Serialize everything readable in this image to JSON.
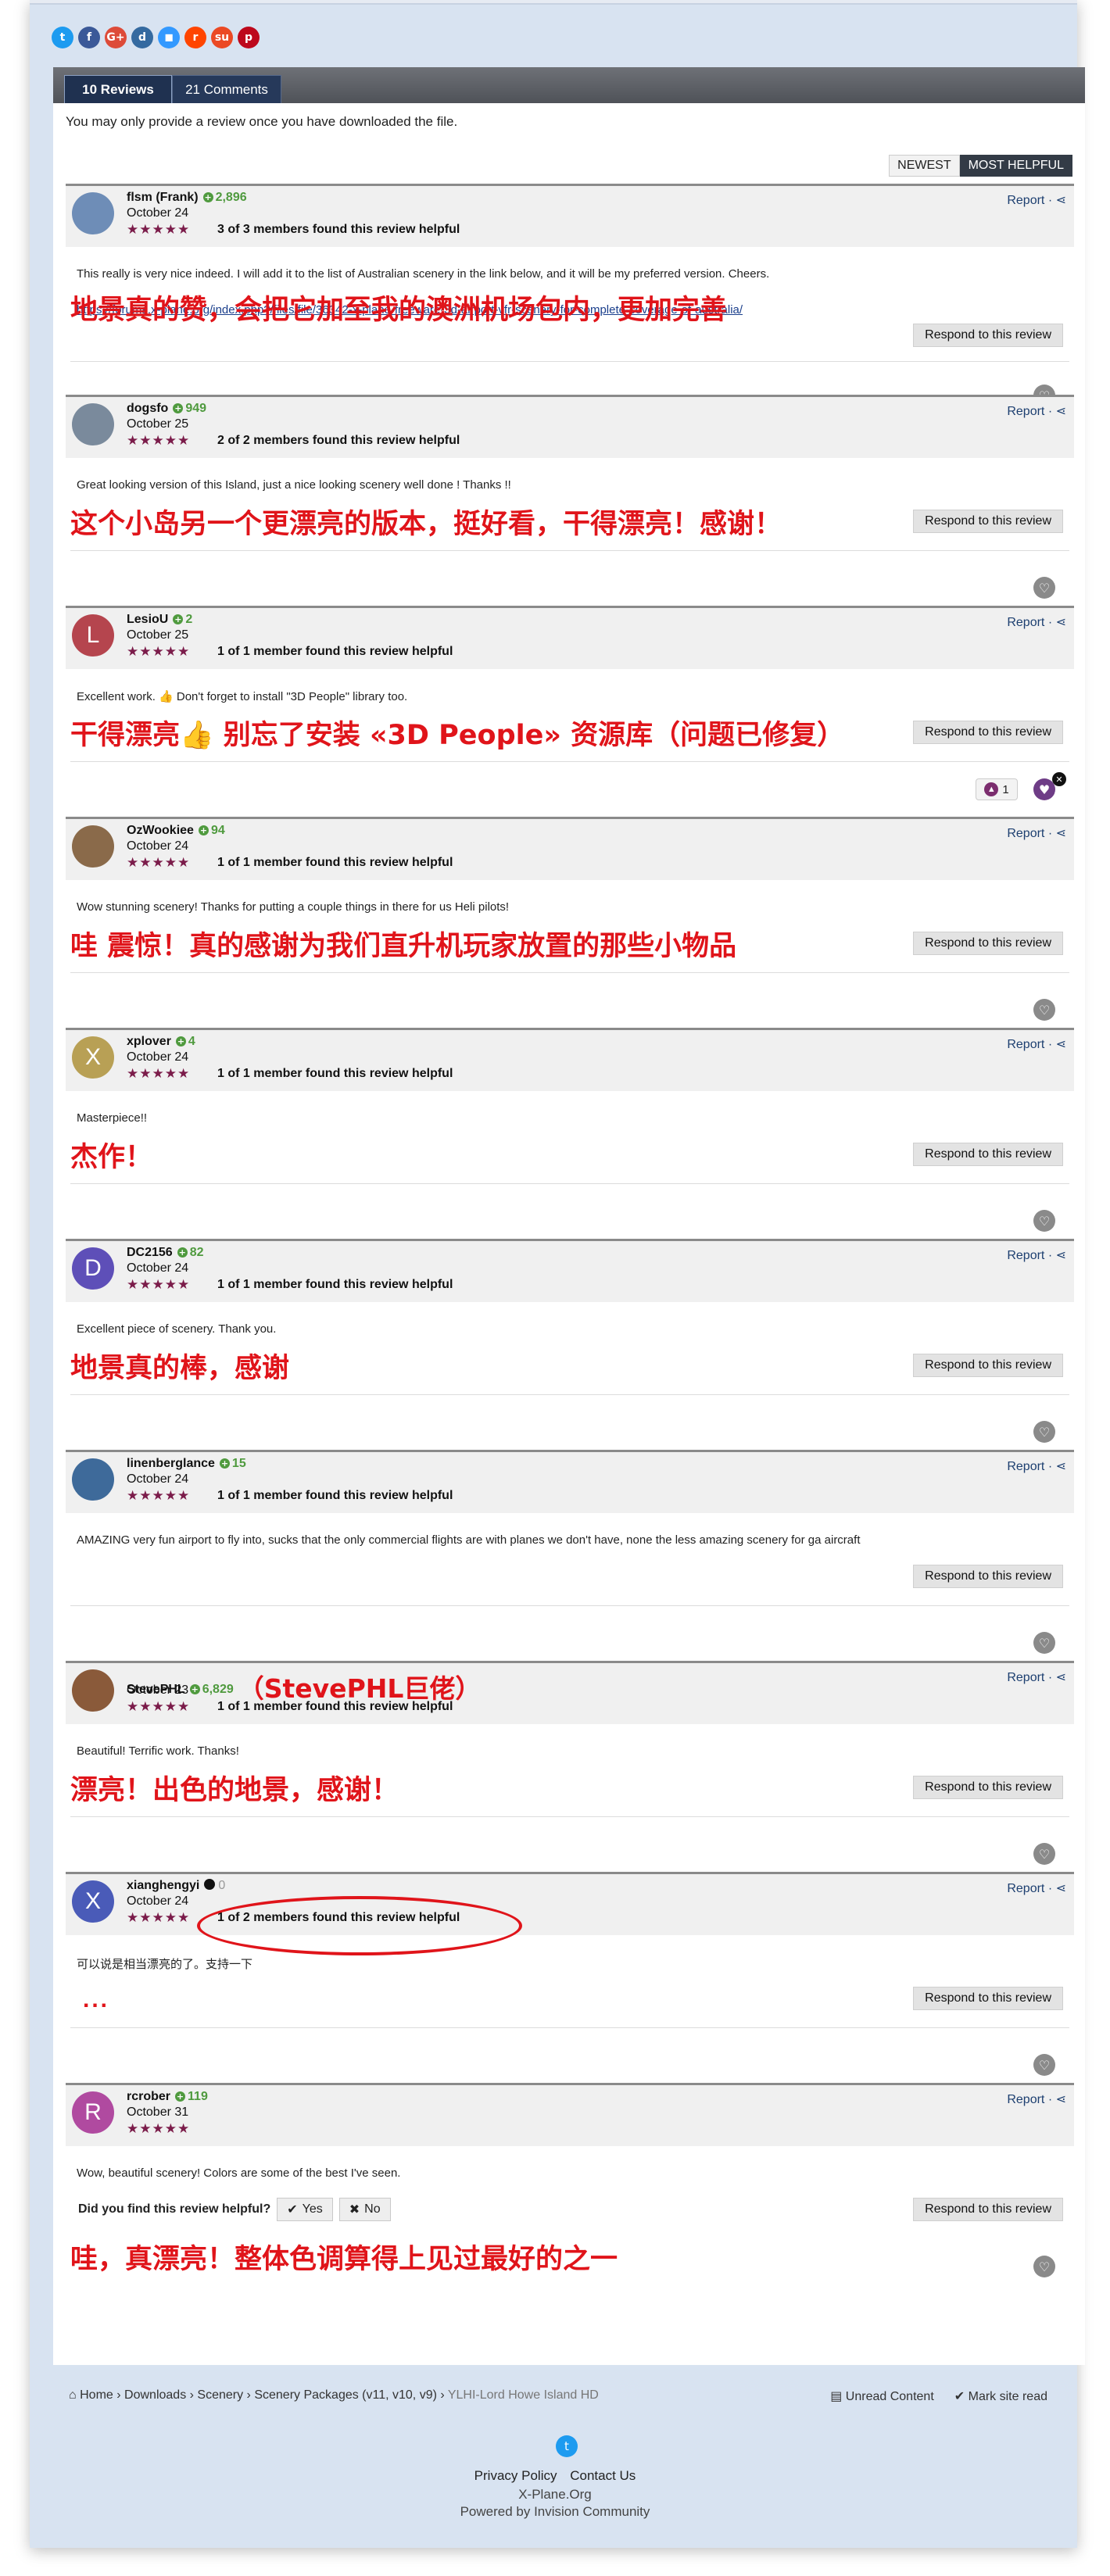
{
  "share_icons": [
    {
      "name": "twitter-icon",
      "glyph": "t",
      "color": "#1d9bf0"
    },
    {
      "name": "facebook-icon",
      "glyph": "f",
      "color": "#3b5998"
    },
    {
      "name": "google-plus-icon",
      "glyph": "G+",
      "color": "#dd4b39"
    },
    {
      "name": "digg-icon",
      "glyph": "d",
      "color": "#356aa0"
    },
    {
      "name": "delicious-icon",
      "glyph": "◼",
      "color": "#3399ff"
    },
    {
      "name": "reddit-icon",
      "glyph": "r",
      "color": "#ff4500"
    },
    {
      "name": "stumbleupon-icon",
      "glyph": "su",
      "color": "#eb4924"
    },
    {
      "name": "pinterest-icon",
      "glyph": "p",
      "color": "#bd081c"
    }
  ],
  "tabs": {
    "reviews": "10 Reviews",
    "comments": "21 Comments"
  },
  "notice": "You may only provide a review once you have downloaded the file.",
  "sort": {
    "newest": "NEWEST",
    "most_helpful": "MOST HELPFUL"
  },
  "labels": {
    "report": "Report",
    "respond": "Respond to this review",
    "vote_q": "Did you find this review helpful?",
    "yes": "Yes",
    "no": "No"
  },
  "reviews": [
    {
      "user": "flsm (Frank)",
      "rep": "2,896",
      "date": "October 24",
      "rating": 5,
      "helpful": "3 of 3 members found this review helpful",
      "text": "This really is very nice indeed.  I will add it to the list of Australian scenery in the link below, and it will be my preferred version.  Cheers.",
      "link": "https://forums.x-plane.org/index.php?/files/file/36342-x-plane-freeware-3d-airport-vfr-scenery-for-complete-coverage-of-australia/",
      "annotation": "地景真的赞，会把它加至我的澳洲机场包内，更加完善",
      "avatar": "",
      "avatar_color": "#6e8db7"
    },
    {
      "user": "dogsfo",
      "rep": "949",
      "date": "October 25",
      "rating": 5,
      "helpful": "2 of 2 members found this review helpful",
      "text": "Great looking version of this Island, just a nice looking scenery well done ! Thanks !!",
      "annotation": "这个小岛另一个更漂亮的版本，挺好看，干得漂亮！感谢！",
      "avatar": "",
      "avatar_color": "#7a8a9c"
    },
    {
      "user": "LesioU",
      "rep": "2",
      "date": "October 25",
      "rating": 5,
      "helpful": "1 of 1 member found this review helpful",
      "text": "Excellent work. 👍 Don't forget to install \"3D People\" library too.",
      "annotation": "干得漂亮👍 别忘了安装 «3D People» 资源库（问题已修复）",
      "avatar": "L",
      "avatar_color": "#b5454e",
      "reaction_count": "1"
    },
    {
      "user": "OzWookiee",
      "rep": "94",
      "date": "October 24",
      "rating": 5,
      "helpful": "1 of 1 member found this review helpful",
      "text": "Wow stunning scenery! Thanks for putting a couple things in there for us Heli pilots!",
      "annotation": "哇 震惊！真的感谢为我们直升机玩家放置的那些小物品",
      "avatar": "",
      "avatar_color": "#8a6a4a"
    },
    {
      "user": "xplover",
      "rep": "4",
      "date": "October 24",
      "rating": 5,
      "helpful": "1 of 1 member found this review helpful",
      "text": "Masterpiece!!",
      "annotation": "杰作！",
      "avatar": "X",
      "avatar_color": "#b8a055"
    },
    {
      "user": "DC2156",
      "rep": "82",
      "date": "October 24",
      "rating": 5,
      "helpful": "1 of 1 member found this review helpful",
      "text": "Excellent piece of scenery.  Thank you.",
      "annotation": "地景真的棒，感谢",
      "avatar": "D",
      "avatar_color": "#5e4fb8"
    },
    {
      "user": "linenberglance",
      "rep": "15",
      "date": "October 24",
      "rating": 5,
      "helpful": "1 of 1 member found this review helpful",
      "text": "AMAZING very fun airport to fly into, sucks that the only commercial flights are with planes we don't have, none the less amazing scenery for ga aircraft",
      "annotation": "",
      "avatar": "",
      "avatar_color": "#3e6a9a"
    },
    {
      "user": "StevePHL",
      "rep": "6,829",
      "date": "October 23",
      "rating": 5,
      "helpful": "1 of 1 member found this review helpful",
      "text": "Beautiful!  Terrific work.  Thanks!",
      "annotation": "漂亮！出色的地景，感谢！",
      "name_note": "（StevePHL巨佬）",
      "avatar": "",
      "avatar_color": "#8a5a3a"
    },
    {
      "user": "xianghengyi",
      "rep": "0",
      "date": "October 24",
      "rating": 5,
      "helpful": "1 of 2 members found this review helpful",
      "text": "可以说是相当漂亮的了。支持一下",
      "annotation": "...",
      "avatar": "X",
      "avatar_color": "#4a5bb8"
    },
    {
      "user": "rcrober",
      "rep": "119",
      "date": "October 31",
      "rating": 5,
      "helpful": "",
      "text": "Wow, beautiful scenery! Colors are some of the best I've seen.",
      "annotation": "哇，真漂亮！整体色调算得上见过最好的之一",
      "avatar": "R",
      "avatar_color": "#b04aa0"
    }
  ],
  "breadcrumb": {
    "home": "Home",
    "downloads": "Downloads",
    "scenery": "Scenery",
    "packages": "Scenery Packages (v11, v10, v9)",
    "current": "YLHI-Lord Howe Island HD"
  },
  "footer_actions": {
    "unread": "Unread Content",
    "mark_read": "Mark site read"
  },
  "footer": {
    "privacy": "Privacy Policy",
    "contact": "Contact Us",
    "site": "X-Plane.Org",
    "powered": "Powered by Invision Community"
  }
}
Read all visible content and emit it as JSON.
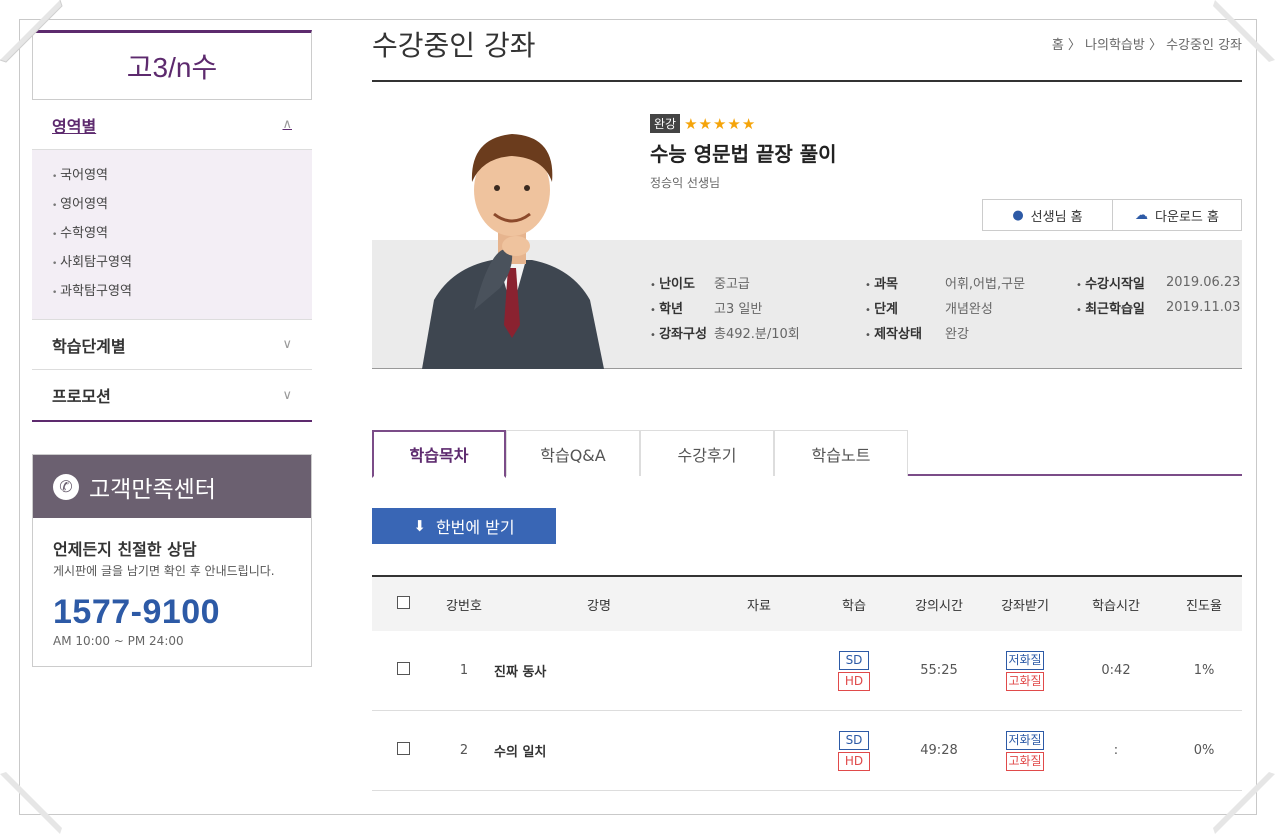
{
  "sidebar": {
    "title": "고3/n수",
    "menus": [
      {
        "label": "영역별",
        "expanded": true
      },
      {
        "label": "학습단계별",
        "expanded": false
      },
      {
        "label": "프로모션",
        "expanded": false
      }
    ],
    "sub_items": [
      "국어영역",
      "영어영역",
      "수학영역",
      "사회탐구영역",
      "과학탐구영역"
    ],
    "chev_up": "∧",
    "chev_down": "∨"
  },
  "cs": {
    "title": "고객만족센터",
    "line1": "언제든지 친절한 상담",
    "line2": "게시판에 글을 남기면 확인 후 안내드립니다.",
    "phone": "1577-9100",
    "hours": "AM 10:00 ~ PM 24:00"
  },
  "page": {
    "title": "수강중인 강좌",
    "breadcrumb": "홈 〉 나의학습방 〉 수강중인 강좌"
  },
  "course": {
    "badge": "완강",
    "stars": "★★★★★",
    "title": "수능 영문법 끝장 풀이",
    "teacher": "정승익 선생님",
    "btn_teacher_home": "선생님 홈",
    "btn_download_home": "다운로드 홈",
    "meta": {
      "col1": [
        {
          "k": "난이도",
          "v": "중고급"
        },
        {
          "k": "학년",
          "v": "고3 일반"
        },
        {
          "k": "강좌구성",
          "v": "총492.분/10회"
        }
      ],
      "col2": [
        {
          "k": "과목",
          "v": "어휘,어법,구문"
        },
        {
          "k": "단계",
          "v": "개념완성"
        },
        {
          "k": "제작상태",
          "v": "완강"
        }
      ],
      "col3": [
        {
          "k": "수강시작일",
          "v": "2019.06.23"
        },
        {
          "k": "최근학습일",
          "v": "2019.11.03"
        }
      ]
    }
  },
  "tabs": [
    "학습목차",
    "학습Q&A",
    "수강후기",
    "학습노트"
  ],
  "download_all": "한번에 받기",
  "table": {
    "headers": [
      "강번호",
      "강명",
      "자료",
      "학습",
      "강의시간",
      "강좌받기",
      "학습시간",
      "진도율"
    ],
    "rows": [
      {
        "no": "1",
        "name": "진짜 동사",
        "sd": "SD",
        "hd": "HD",
        "time": "55:25",
        "low": "저화질",
        "high": "고화질",
        "study": "0:42",
        "progress": "1%"
      },
      {
        "no": "2",
        "name": "수의 일치",
        "sd": "SD",
        "hd": "HD",
        "time": "49:28",
        "low": "저화질",
        "high": "고화질",
        "study": ":",
        "progress": "0%"
      }
    ]
  }
}
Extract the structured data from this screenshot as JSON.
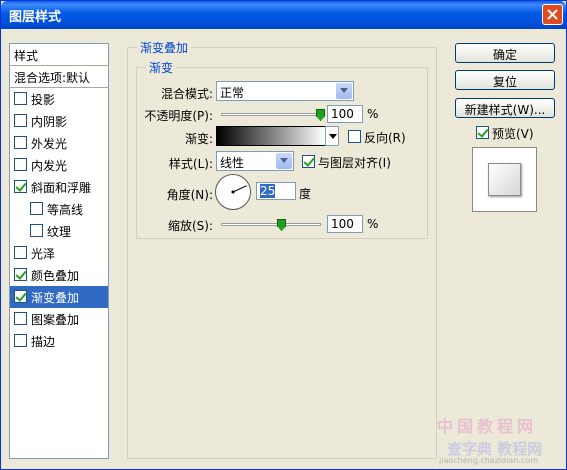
{
  "window": {
    "title": "图层样式"
  },
  "styles_panel": {
    "header": "样式",
    "blend_options": "混合选项:默认",
    "items": [
      {
        "label": "投影",
        "checked": false,
        "sub": false,
        "selected": false
      },
      {
        "label": "内阴影",
        "checked": false,
        "sub": false,
        "selected": false
      },
      {
        "label": "外发光",
        "checked": false,
        "sub": false,
        "selected": false
      },
      {
        "label": "内发光",
        "checked": false,
        "sub": false,
        "selected": false
      },
      {
        "label": "斜面和浮雕",
        "checked": true,
        "sub": false,
        "selected": false
      },
      {
        "label": "等高线",
        "checked": false,
        "sub": true,
        "selected": false
      },
      {
        "label": "纹理",
        "checked": false,
        "sub": true,
        "selected": false
      },
      {
        "label": "光泽",
        "checked": false,
        "sub": false,
        "selected": false
      },
      {
        "label": "颜色叠加",
        "checked": true,
        "sub": false,
        "selected": false
      },
      {
        "label": "渐变叠加",
        "checked": true,
        "sub": false,
        "selected": true
      },
      {
        "label": "图案叠加",
        "checked": false,
        "sub": false,
        "selected": false
      },
      {
        "label": "描边",
        "checked": false,
        "sub": false,
        "selected": false
      }
    ]
  },
  "gradient_overlay": {
    "group_title": "渐变叠加",
    "subgroup_title": "渐变",
    "blend_mode_label": "混合模式:",
    "blend_mode_value": "正常",
    "opacity_label": "不透明度(P):",
    "opacity_value": "100",
    "opacity_unit": "%",
    "gradient_label": "渐变:",
    "reverse_label": "反向(R)",
    "reverse_checked": false,
    "style_label": "样式(L):",
    "style_value": "线性",
    "align_label": "与图层对齐(I)",
    "align_checked": true,
    "angle_label": "角度(N):",
    "angle_value": "25",
    "angle_unit": "度",
    "scale_label": "缩放(S):",
    "scale_value": "100",
    "scale_unit": "%",
    "opacity_level": 1.0,
    "scale_level": 0.5
  },
  "buttons": {
    "ok": "确定",
    "reset": "复位",
    "new_style": "新建样式(W)...",
    "preview_label": "预览(V)",
    "preview_checked": true
  },
  "watermark": {
    "line1": "中国教程网",
    "line2": "查字典 教程网",
    "line3": "jiaocheng.chazidian.com"
  },
  "colors": {
    "title_bar": "#0058e6",
    "selection": "#316ac5",
    "group_label": "#0046d5"
  }
}
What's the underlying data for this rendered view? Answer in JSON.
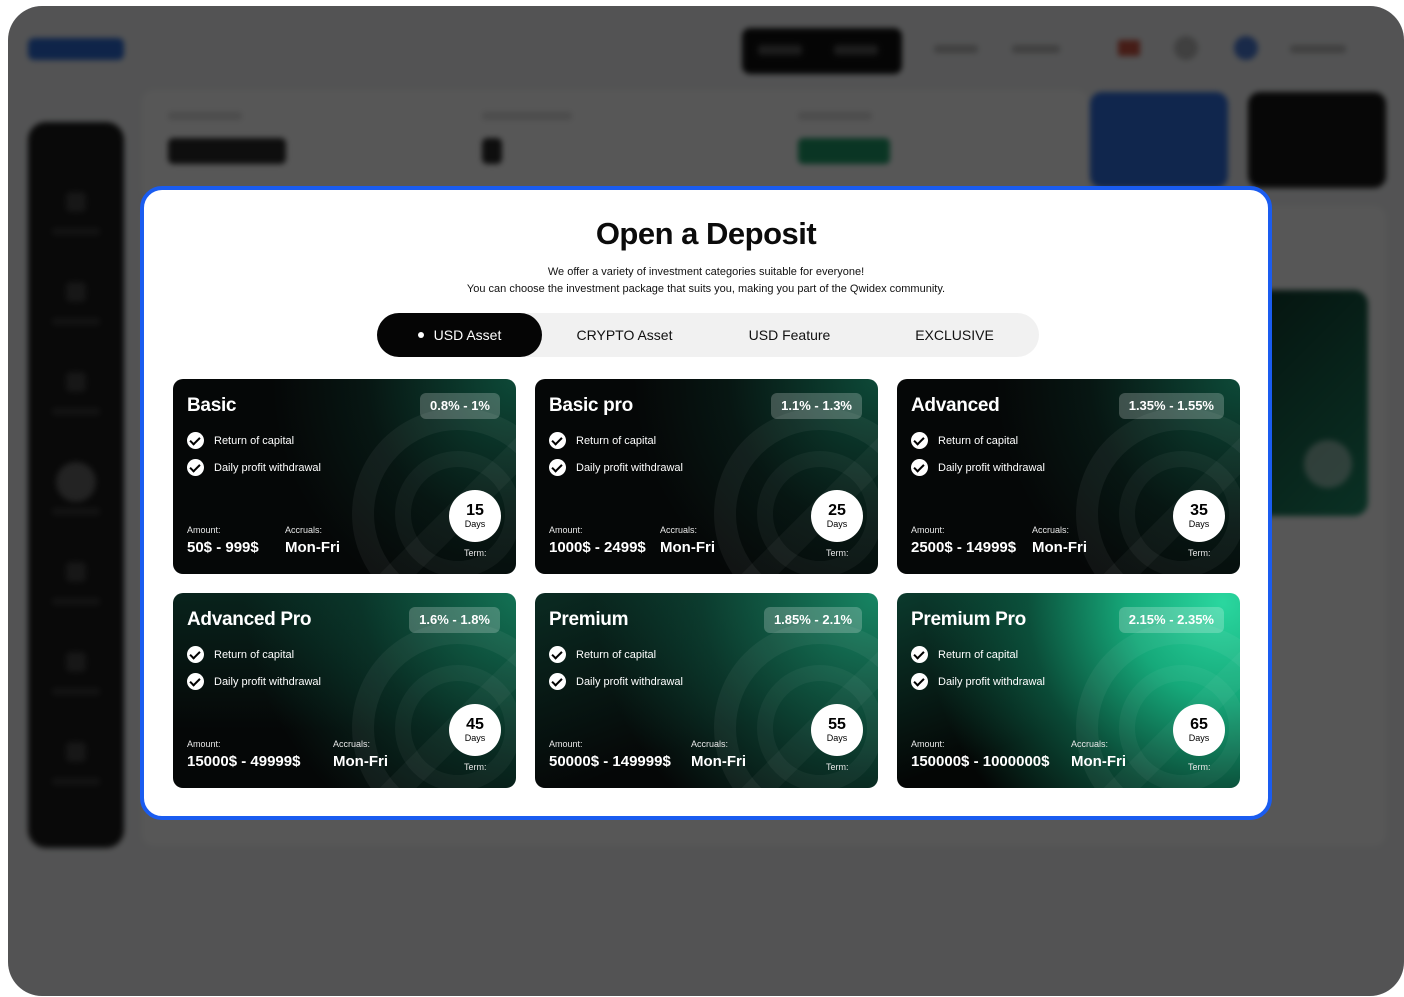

---

Goal: Look over the material above and show each line where "work" appears.

Written answer:
      "text": "Excellent work. 👍 Don't forget to install \"3D People\" library too.",
      "text": "Beautiful!  Terrific work.  Thanks!",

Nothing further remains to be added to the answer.